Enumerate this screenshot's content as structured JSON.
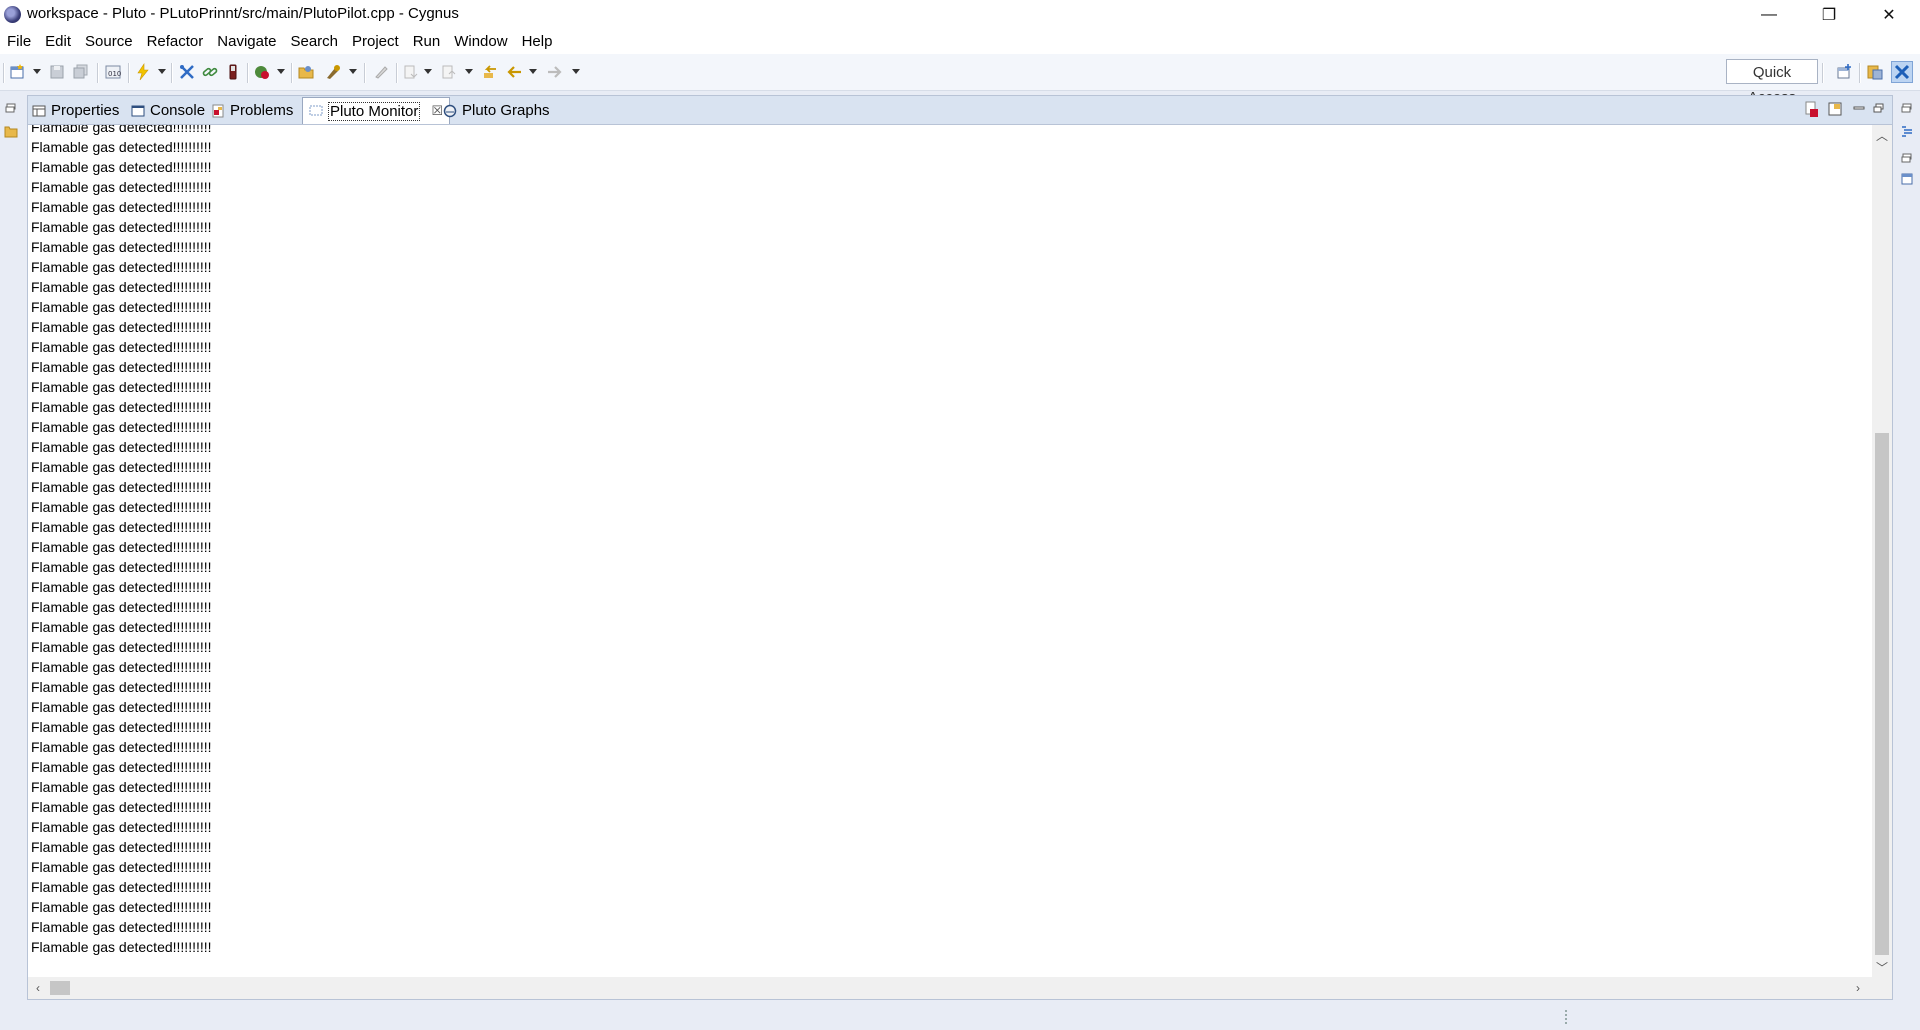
{
  "window": {
    "title": "workspace - Pluto - PLutoPrinnt/src/main/PlutoPilot.cpp - Cygnus",
    "controls": [
      "—",
      "❐",
      "✕"
    ]
  },
  "menu": [
    "File",
    "Edit",
    "Source",
    "Refactor",
    "Navigate",
    "Search",
    "Project",
    "Run",
    "Window",
    "Help"
  ],
  "quick_access": "Quick Access",
  "tabs": [
    {
      "label": "Properties",
      "icon": "properties-icon"
    },
    {
      "label": "Console",
      "icon": "console-icon"
    },
    {
      "label": "Problems",
      "icon": "problems-icon"
    },
    {
      "label": "Pluto Monitor",
      "icon": "monitor-icon",
      "active": true
    },
    {
      "label": "Pluto Graphs",
      "icon": "graphs-icon"
    }
  ],
  "console": {
    "partial_line": "Flamable gas detected!!!!!!!!!!",
    "line_text": "Flamable gas detected!!!!!!!!!!",
    "line_count": 41
  },
  "colors": {
    "terminate_red": "#c8102e",
    "tab_bar": "#d9e3f1",
    "background": "#e8ecf5"
  }
}
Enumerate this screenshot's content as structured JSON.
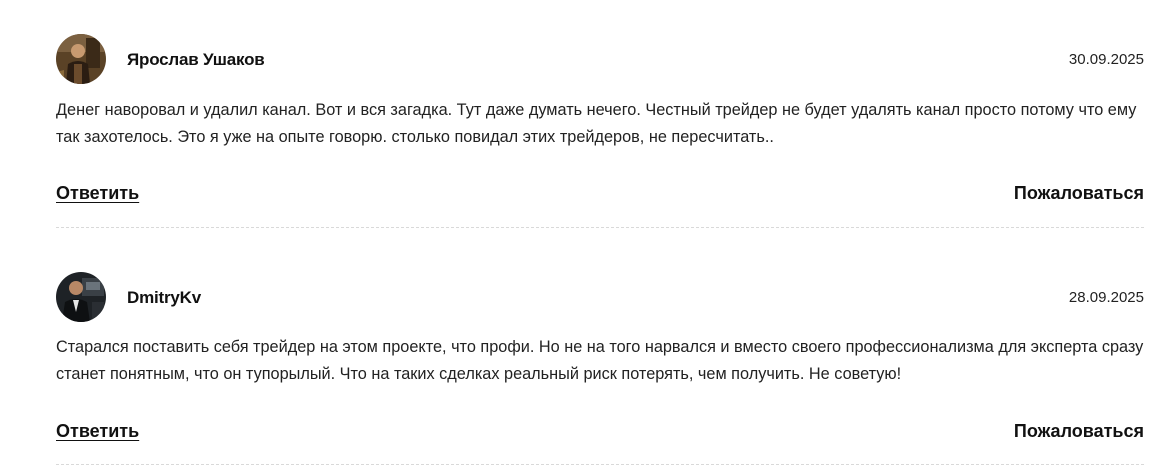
{
  "comments": [
    {
      "author": "Ярослав Ушаков",
      "date": "30.09.2025",
      "avatar_icon": "user-photo-avatar",
      "text": "Денег наворовал и удалил канал. Вот и вся загадка. Тут даже думать нечего. Честный трейдер не будет удалять канал просто потому что ему так захотелось. Это я уже на опыте говорю. столько повидал этих трейдеров, не пересчитать..",
      "reply_label": "Ответить",
      "report_label": "Пожаловаться"
    },
    {
      "author": "DmitryKv",
      "date": "28.09.2025",
      "avatar_icon": "user-photo-avatar",
      "text": "Старался поставить себя трейдер на этом проекте, что профи. Но не на того нарвался и вместо своего профессионализма для эксперта сразу станет понятным, что он тупорылый. Что на таких сделках реальный риск потерять, чем получить. Не советую!",
      "reply_label": "Ответить",
      "report_label": "Пожаловаться"
    }
  ]
}
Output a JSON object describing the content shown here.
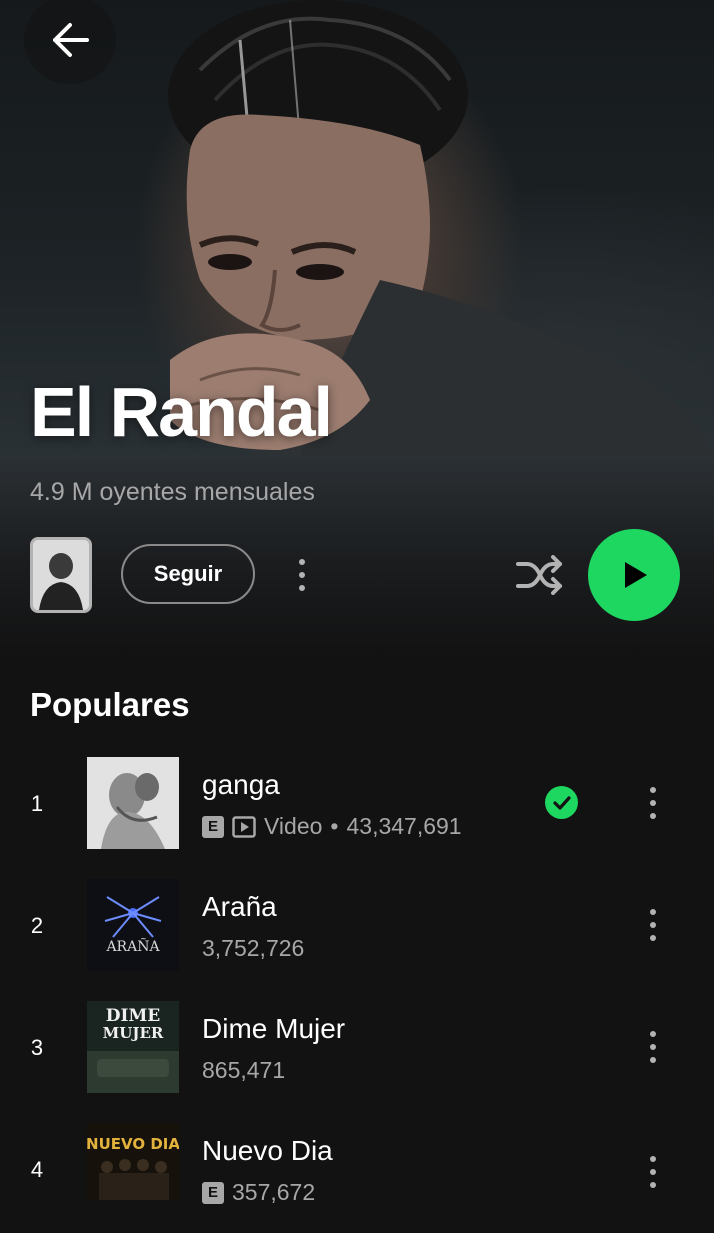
{
  "artist": {
    "name": "El Randal",
    "monthly_listeners": "4.9 M oyentes mensuales"
  },
  "actions": {
    "follow_label": "Seguir"
  },
  "section": {
    "title": "Populares"
  },
  "tracks": [
    {
      "number": "1",
      "title": "ganga",
      "explicit": "E",
      "video_label": "Video",
      "separator": "•",
      "plays": "43,347,691",
      "saved": true
    },
    {
      "number": "2",
      "title": "Araña",
      "plays": "3,752,726"
    },
    {
      "number": "3",
      "title": "Dime Mujer",
      "plays": "865,471"
    },
    {
      "number": "4",
      "title": "Nuevo Dia",
      "explicit": "E",
      "plays": "357,672"
    }
  ],
  "artwork_text": {
    "arana": "ARAÑA",
    "dime_mujer_line1": "DIME",
    "dime_mujer_line2": "MUJER",
    "nuevo_dia": "NUEVO DIA"
  },
  "colors": {
    "background": "#121212",
    "accent_green": "#1ed760",
    "secondary_text": "#a7a7a7"
  },
  "icons": [
    "back-arrow-icon",
    "more-vert-icon",
    "shuffle-icon",
    "play-icon",
    "check-icon",
    "explicit-icon",
    "video-icon"
  ]
}
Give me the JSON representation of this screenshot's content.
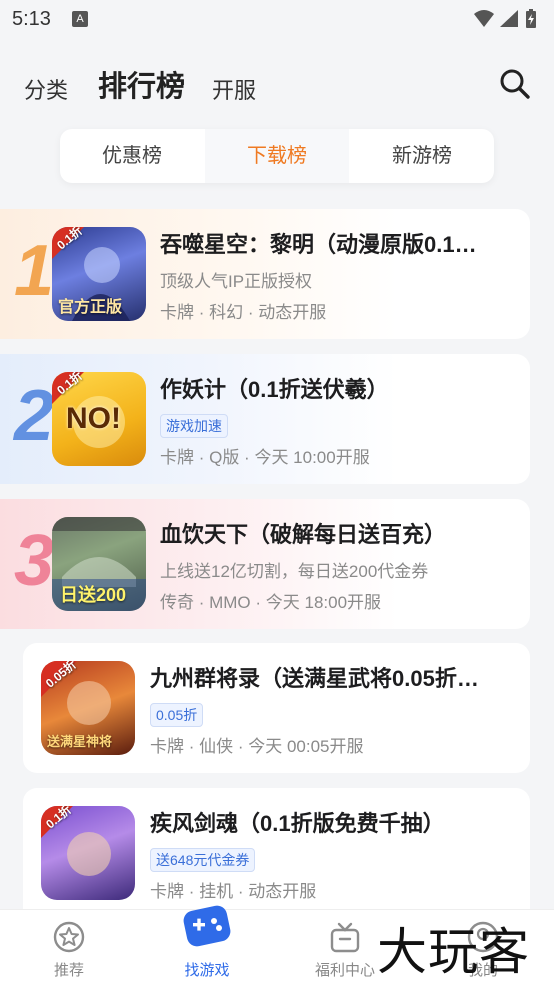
{
  "status": {
    "time": "5:13",
    "notification_glyph": "A"
  },
  "header": {
    "tab_category": "分类",
    "tab_ranking": "排行榜",
    "tab_open": "开服"
  },
  "segments": [
    {
      "label": "优惠榜",
      "active": false
    },
    {
      "label": "下载榜",
      "active": true
    },
    {
      "label": "新游榜",
      "active": false
    }
  ],
  "games": [
    {
      "rank": "1",
      "title": "吞噬星空：黎明（动漫原版0.1…",
      "subtitle": "顶级人气IP正版授权",
      "badge": "",
      "tags": "卡牌 · 科幻 · 动态开服",
      "icon_text": "官方正版",
      "icon_corner": "0.1折"
    },
    {
      "rank": "2",
      "title": "作妖计（0.1折送伏羲）",
      "subtitle": "",
      "badge": "游戏加速",
      "tags": "卡牌 · Q版 · 今天 10:00开服",
      "icon_text": "NO!",
      "icon_corner": "0.1折"
    },
    {
      "rank": "3",
      "title": "血饮天下（破解每日送百充）",
      "subtitle": "上线送12亿切割，每日送200代金券",
      "badge": "",
      "tags": "传奇 · MMO · 今天 18:00开服",
      "icon_text": "日送200",
      "icon_corner": ""
    },
    {
      "rank": "",
      "title": "九州群将录（送满星武将0.05折…",
      "subtitle": "",
      "badge": "0.05折",
      "tags": "卡牌 · 仙侠 · 今天 00:05开服",
      "icon_text": "送满星神将",
      "icon_corner": "0.05折"
    },
    {
      "rank": "",
      "title": "疾风剑魂（0.1折版免费千抽）",
      "subtitle": "",
      "badge": "送648元代金券",
      "tags": "卡牌 · 挂机 · 动态开服",
      "icon_text": "",
      "icon_corner": "0.1折"
    }
  ],
  "tabbar": [
    {
      "label": "推荐",
      "icon": "star-circle-icon",
      "active": false
    },
    {
      "label": "找游戏",
      "icon": "gamepad-icon",
      "active": true
    },
    {
      "label": "福利中心",
      "icon": "gift-box-icon",
      "active": false
    },
    {
      "label": "我的",
      "icon": "profile-icon",
      "active": false
    }
  ],
  "watermark": "大玩客",
  "colors": {
    "accent_orange": "#ef7a22",
    "accent_blue": "#2f6be8",
    "badge_blue": "#3a6fd8"
  }
}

------------------------------------

§ WORK TO BE COMPLETED: Copy out each record shown above without alteration, skipping any picture.

§ REPLY TO THE EXERCISE:
Enumerate this screenshot's content as structured JSON.
{
  "window": {
    "title": "workspace - Pluto - PLutoPrinnt/src/main/PlutoPilot.cpp - Cygnus",
    "controls": [
      "—",
      "❐",
      "✕"
    ]
  },
  "menu": [
    "File",
    "Edit",
    "Source",
    "Refactor",
    "Navigate",
    "Search",
    "Project",
    "Run",
    "Window",
    "Help"
  ],
  "quick_access": "Quick Access",
  "tabs": [
    {
      "label": "Properties",
      "icon": "properties-icon"
    },
    {
      "label": "Console",
      "icon": "console-icon"
    },
    {
      "label": "Problems",
      "icon": "problems-icon"
    },
    {
      "label": "Pluto Monitor",
      "icon": "monitor-icon",
      "active": true
    },
    {
      "label": "Pluto Graphs",
      "icon": "graphs-icon"
    }
  ],
  "console": {
    "partial_line": "Flamable gas detected!!!!!!!!!!",
    "line_text": "Flamable gas detected!!!!!!!!!!",
    "line_count": 41
  },
  "colors": {
    "terminate_red": "#c8102e",
    "tab_bar": "#d9e3f1",
    "background": "#e8ecf5"
  }
}
Enumerate this screenshot's content as structured JSON.
{
  "comments": [
    {
      "author": "Ярослав Ушаков",
      "date": "30.09.2025",
      "avatar_icon": "user-photo-avatar",
      "text": "Денег наворовал и удалил канал. Вот и вся загадка. Тут даже думать нечего. Честный трейдер не будет удалять канал просто потому что ему так захотелось. Это я уже на опыте говорю. столько повидал этих трейдеров, не пересчитать..",
      "reply_label": "Ответить",
      "report_label": "Пожаловаться"
    },
    {
      "author": "DmitryKv",
      "date": "28.09.2025",
      "avatar_icon": "user-photo-avatar",
      "text": "Старался поставить себя трейдер на этом проекте, что профи. Но не на того нарвался и вместо своего профессионализма для эксперта сразу станет понятным, что он тупорылый. Что на таких сделках реальный риск потерять, чем получить. Не советую!",
      "reply_label": "Ответить",
      "report_label": "Пожаловаться"
    }
  ]
}
Output a JSON object describing the content shown here.
{
  "artist": {
    "name": "El Randal",
    "monthly_listeners": "4.9 M oyentes mensuales"
  },
  "actions": {
    "follow_label": "Seguir"
  },
  "section": {
    "title": "Populares"
  },
  "tracks": [
    {
      "number": "1",
      "title": "ganga",
      "explicit": "E",
      "video_label": "Video",
      "separator": "•",
      "plays": "43,347,691",
      "saved": true
    },
    {
      "number": "2",
      "title": "Araña",
      "plays": "3,752,726"
    },
    {
      "number": "3",
      "title": "Dime Mujer",
      "plays": "865,471"
    },
    {
      "number": "4",
      "title": "Nuevo Dia",
      "explicit": "E",
      "plays": "357,672"
    }
  ],
  "artwork_text": {
    "arana": "ARAÑA",
    "dime_mujer_line1": "DIME",
    "dime_mujer_line2": "MUJER",
    "nuevo_dia": "NUEVO DIA"
  },
  "colors": {
    "background": "#121212",
    "accent_green": "#1ed760",
    "secondary_text": "#a7a7a7"
  },
  "icons": [
    "back-arrow-icon",
    "more-vert-icon",
    "shuffle-icon",
    "play-icon",
    "check-icon",
    "explicit-icon",
    "video-icon"
  ]
}
Give me the JSON representation of this screenshot's content.
{
  "status": {
    "time": "5:13",
    "notification_glyph": "A"
  },
  "header": {
    "tab_category": "分类",
    "tab_ranking": "排行榜",
    "tab_open": "开服"
  },
  "segments": [
    {
      "label": "优惠榜",
      "active": false
    },
    {
      "label": "下载榜",
      "active": true
    },
    {
      "label": "新游榜",
      "active": false
    }
  ],
  "games": [
    {
      "rank": "1",
      "title": "吞噬星空：黎明（动漫原版0.1…",
      "subtitle": "顶级人气IP正版授权",
      "badge": "",
      "tags": "卡牌 · 科幻 · 动态开服",
      "icon_text": "官方正版",
      "icon_corner": "0.1折"
    },
    {
      "rank": "2",
      "title": "作妖计（0.1折送伏羲）",
      "subtitle": "",
      "badge": "游戏加速",
      "tags": "卡牌 · Q版 · 今天 10:00开服",
      "icon_text": "NO!",
      "icon_corner": "0.1折"
    },
    {
      "rank": "3",
      "title": "血饮天下（破解每日送百充）",
      "subtitle": "上线送12亿切割，每日送200代金券",
      "badge": "",
      "tags": "传奇 · MMO · 今天 18:00开服",
      "icon_text": "日送200",
      "icon_corner": ""
    },
    {
      "rank": "",
      "title": "九州群将录（送满星武将0.05折…",
      "subtitle": "",
      "badge": "0.05折",
      "tags": "卡牌 · 仙侠 · 今天 00:05开服",
      "icon_text": "送满星神将",
      "icon_corner": "0.05折"
    },
    {
      "rank": "",
      "title": "疾风剑魂（0.1折版免费千抽）",
      "subtitle": "",
      "badge": "送648元代金券",
      "tags": "卡牌 · 挂机 · 动态开服",
      "icon_text": "",
      "icon_corner": "0.1折"
    }
  ],
  "tabbar": [
    {
      "label": "推荐",
      "icon": "star-circle-icon",
      "active": false
    },
    {
      "label": "找游戏",
      "icon": "gamepad-icon",
      "active": true
    },
    {
      "label": "福利中心",
      "icon": "gift-box-icon",
      "active": false
    },
    {
      "label": "我的",
      "icon": "profile-icon",
      "active": false
    }
  ],
  "watermark": "大玩客",
  "colors": {
    "accent_orange": "#ef7a22",
    "accent_blue": "#2f6be8",
    "badge_blue": "#3a6fd8"
  }
}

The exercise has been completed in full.